Aim: Restate, word for word, every line of the data.

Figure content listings
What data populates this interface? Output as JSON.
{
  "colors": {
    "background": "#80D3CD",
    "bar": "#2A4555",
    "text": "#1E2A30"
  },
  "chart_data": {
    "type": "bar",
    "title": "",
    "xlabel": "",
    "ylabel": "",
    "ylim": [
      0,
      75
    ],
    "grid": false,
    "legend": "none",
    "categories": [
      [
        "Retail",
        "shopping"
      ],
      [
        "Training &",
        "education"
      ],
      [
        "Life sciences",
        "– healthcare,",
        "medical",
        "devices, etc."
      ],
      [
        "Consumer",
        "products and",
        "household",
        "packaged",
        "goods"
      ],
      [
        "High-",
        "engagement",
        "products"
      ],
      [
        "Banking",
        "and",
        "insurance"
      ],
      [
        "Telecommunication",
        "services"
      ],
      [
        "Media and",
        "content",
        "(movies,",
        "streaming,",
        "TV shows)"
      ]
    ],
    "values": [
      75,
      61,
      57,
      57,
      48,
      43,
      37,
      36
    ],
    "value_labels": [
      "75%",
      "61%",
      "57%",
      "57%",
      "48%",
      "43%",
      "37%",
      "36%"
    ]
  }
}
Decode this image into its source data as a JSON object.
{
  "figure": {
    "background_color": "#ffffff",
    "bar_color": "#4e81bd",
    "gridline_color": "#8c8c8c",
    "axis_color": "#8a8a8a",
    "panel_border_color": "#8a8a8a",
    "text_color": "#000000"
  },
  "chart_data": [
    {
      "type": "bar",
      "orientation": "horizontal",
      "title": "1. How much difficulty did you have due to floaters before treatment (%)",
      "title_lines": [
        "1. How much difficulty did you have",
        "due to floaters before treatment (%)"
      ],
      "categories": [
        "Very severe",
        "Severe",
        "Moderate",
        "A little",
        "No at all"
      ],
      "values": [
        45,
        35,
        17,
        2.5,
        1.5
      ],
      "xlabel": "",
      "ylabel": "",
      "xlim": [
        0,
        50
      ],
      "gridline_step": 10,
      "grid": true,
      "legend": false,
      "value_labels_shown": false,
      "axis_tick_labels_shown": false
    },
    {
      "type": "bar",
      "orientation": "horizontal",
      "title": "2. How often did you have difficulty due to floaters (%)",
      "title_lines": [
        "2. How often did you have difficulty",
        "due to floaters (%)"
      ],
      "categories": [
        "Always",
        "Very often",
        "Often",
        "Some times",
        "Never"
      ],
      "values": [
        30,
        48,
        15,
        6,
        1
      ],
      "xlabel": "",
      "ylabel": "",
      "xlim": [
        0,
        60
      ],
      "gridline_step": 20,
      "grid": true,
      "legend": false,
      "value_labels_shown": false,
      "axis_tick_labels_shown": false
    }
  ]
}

Solved problem:
What data populates this interface? Output as JSON.
{
  "colors": {
    "background": "#80D3CD",
    "bar": "#2A4555",
    "text": "#1E2A30"
  },
  "chart_data": {
    "type": "bar",
    "title": "",
    "xlabel": "",
    "ylabel": "",
    "ylim": [
      0,
      75
    ],
    "grid": false,
    "legend": "none",
    "categories": [
      [
        "Retail",
        "shopping"
      ],
      [
        "Training &",
        "education"
      ],
      [
        "Life sciences",
        "– healthcare,",
        "medical",
        "devices, etc."
      ],
      [
        "Consumer",
        "products and",
        "household",
        "packaged",
        "goods"
      ],
      [
        "High-",
        "engagement",
        "products"
      ],
      [
        "Banking",
        "and",
        "insurance"
      ],
      [
        "Telecommunication",
        "services"
      ],
      [
        "Media and",
        "content",
        "(movies,",
        "streaming,",
        "TV shows)"
      ]
    ],
    "values": [
      75,
      61,
      57,
      57,
      48,
      43,
      37,
      36
    ],
    "value_labels": [
      "75%",
      "61%",
      "57%",
      "57%",
      "48%",
      "43%",
      "37%",
      "36%"
    ]
  }
}
Decode this image into its source data as a JSON object.
{
  "figure": {
    "background_color": "#ffffff",
    "bar_color": "#4e81bd",
    "gridline_color": "#8c8c8c",
    "axis_color": "#8a8a8a",
    "panel_border_color": "#8a8a8a",
    "text_color": "#000000"
  },
  "chart_data": [
    {
      "type": "bar",
      "orientation": "horizontal",
      "title": "1. How much difficulty did you have due to floaters before treatment (%)",
      "title_lines": [
        "1. How much difficulty did you have",
        "due to floaters before treatment (%)"
      ],
      "categories": [
        "Very severe",
        "Severe",
        "Moderate",
        "A little",
        "No at all"
      ],
      "values": [
        45,
        35,
        17,
        2.5,
        1.5
      ],
      "xlabel": "",
      "ylabel": "",
      "xlim": [
        0,
        50
      ],
      "gridline_step": 10,
      "grid": true,
      "legend": false,
      "value_labels_shown": false,
      "axis_tick_labels_shown": false
    },
    {
      "type": "bar",
      "orientation": "horizontal",
      "title": "2. How often did you have difficulty due to floaters (%)",
      "title_lines": [
        "2. How often did you have difficulty",
        "due to floaters (%)"
      ],
      "categories": [
        "Always",
        "Very often",
        "Often",
        "Some times",
        "Never"
      ],
      "values": [
        30,
        48,
        15,
        6,
        1
      ],
      "xlabel": "",
      "ylabel": "",
      "xlim": [
        0,
        60
      ],
      "gridline_step": 20,
      "grid": true,
      "legend": false,
      "value_labels_shown": false,
      "axis_tick_labels_shown": false
    }
  ]
}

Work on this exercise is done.